Problem details
Without the images, output each record below as it stands.

Data records
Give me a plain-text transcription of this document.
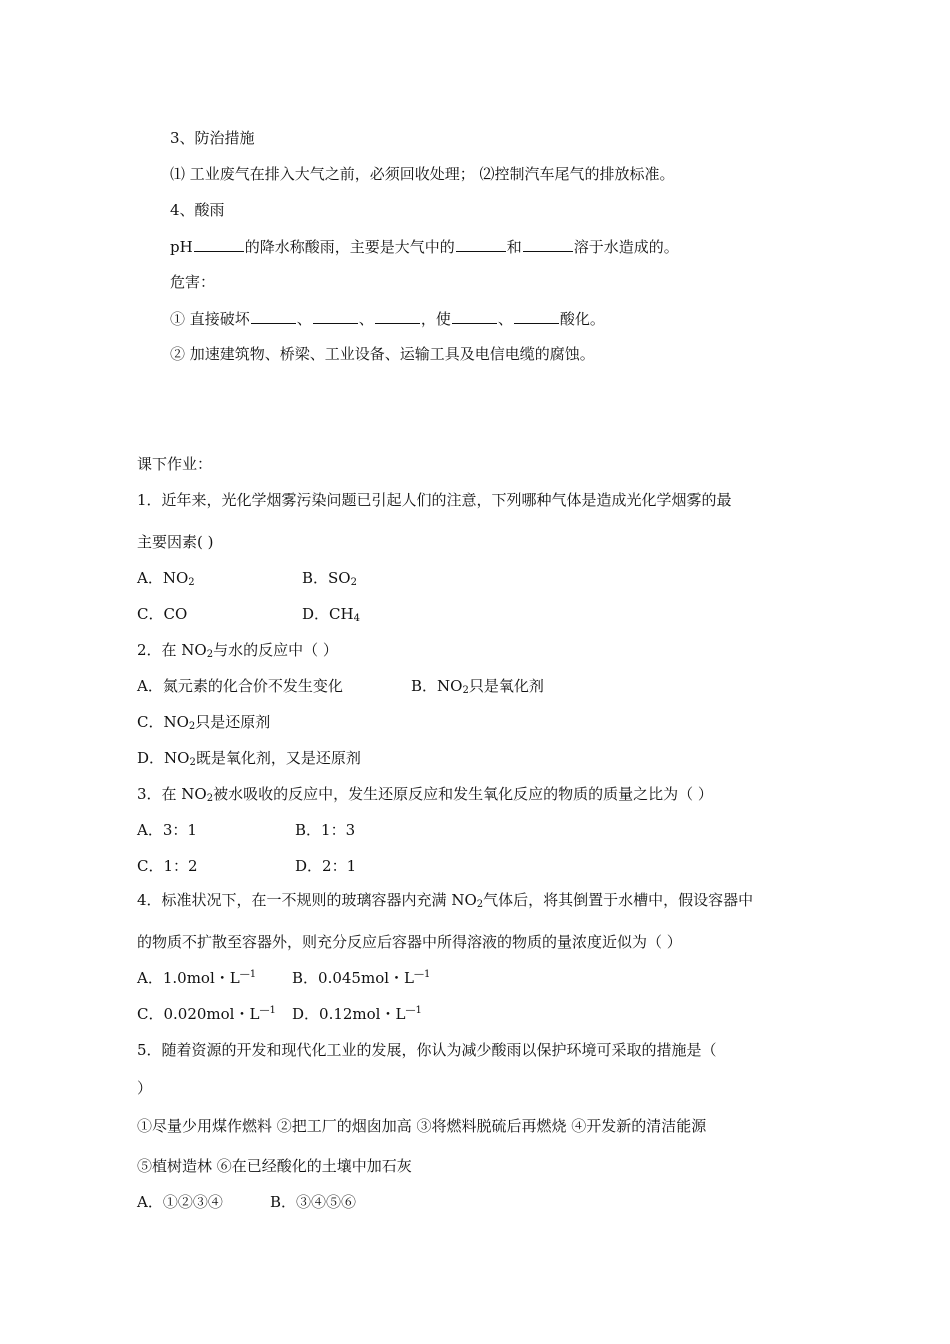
3、防治措施
⑴ 工业废气在排入大气之前，必须回收处理； ⑵控制汽车尾气的排放标准。
4、酸雨
pH	的降水称酸雨，主要是大气中的	和	溶于水造成的。
危害：
① 直接破坏	、	、	，使	、	酸化。
② 加速建筑物、桥梁、工业设备、运输工具及电信电缆的腐蚀。
课下作业：
1．近年来，光化学烟雾污染问题已引起人们的注意，下列哪种气体是造成光化学烟雾的最
主要因素( )
A．$NO_2$	B．$SO_2$
C．CO	D．$CH_4$
2．在 $NO_2$与水的反应中（ ）
A．氮元素的化合价不发生变化	B．$NO_2$只是氧化剂
C．$NO_2$只是还原剂
D．$NO_2$既是氧化剂，又是还原剂
3．在 $NO_2$被水吸收的反应中，发生还原反应和发生氧化反应的物质的质量之比为（ ）
A．3：1	B．1：3
C．1：2	D．2：1
4．标准状况下，在一不规则的玻璃容器内充满 $NO_2$气体后，将其倒置于水槽中，假设容器中
的物质不扩散至容器外，则充分反应后容器中所得溶液的物质的量浓度近似为（ ）
A．1.0mol・$L^{—1}$ B．0.045mol・$L^{—1}$
C．0.020mol・$L^{—1}$ D．0.12mol・$L^{—1}$
5．随着资源的开发和现代化工业的发展，你认为减少酸雨以保护环境可采取的措施是（
）
①尽量少用煤作燃料 ②把工厂的烟囱加高 ③将燃料脱硫后再燃烧 ④开发新的清洁能源
⑤植树造林 ⑥在已经酸化的土壤中加石灰
A．①②③④	B．③④⑤⑥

The result
Give me a plain-text transcription of this document.
3、防治措施
⑴ 工业废气在排入大气之前，必须回收处理； ⑵控制汽车尾气的排放标准。
4、酸雨
pH	的降水称酸雨，主要是大气中的	和	溶于水造成的。
危害：
① 直接破坏	、	、	，使	、	酸化。
② 加速建筑物、桥梁、工业设备、运输工具及电信电缆的腐蚀。
课下作业：
1．近年来，光化学烟雾污染问题已引起人们的注意，下列哪种气体是造成光化学烟雾的最
主要因素( )
A．$NO_2$	B．$SO_2$
C．CO	D．$CH_4$
2．在 $NO_2$与水的反应中（ ）
A．氮元素的化合价不发生变化	B．$NO_2$只是氧化剂
C．$NO_2$只是还原剂
D．$NO_2$既是氧化剂，又是还原剂
3．在 $NO_2$被水吸收的反应中，发生还原反应和发生氧化反应的物质的质量之比为（ ）
A．3：1	B．1：3
C．1：2	D．2：1
4．标准状况下，在一不规则的玻璃容器内充满 $NO_2$气体后，将其倒置于水槽中，假设容器中
的物质不扩散至容器外，则充分反应后容器中所得溶液的物质的量浓度近似为（ ）
A．1.0mol・$L^{—1}$ B．0.045mol・$L^{—1}$
C．0.020mol・$L^{—1}$ D．0.12mol・$L^{—1}$
5．随着资源的开发和现代化工业的发展，你认为减少酸雨以保护环境可采取的措施是（
）
①尽量少用煤作燃料 ②把工厂的烟囱加高 ③将燃料脱硫后再燃烧 ④开发新的清洁能源
⑤植树造林 ⑥在已经酸化的土壤中加石灰
A．①②③④	B．③④⑤⑥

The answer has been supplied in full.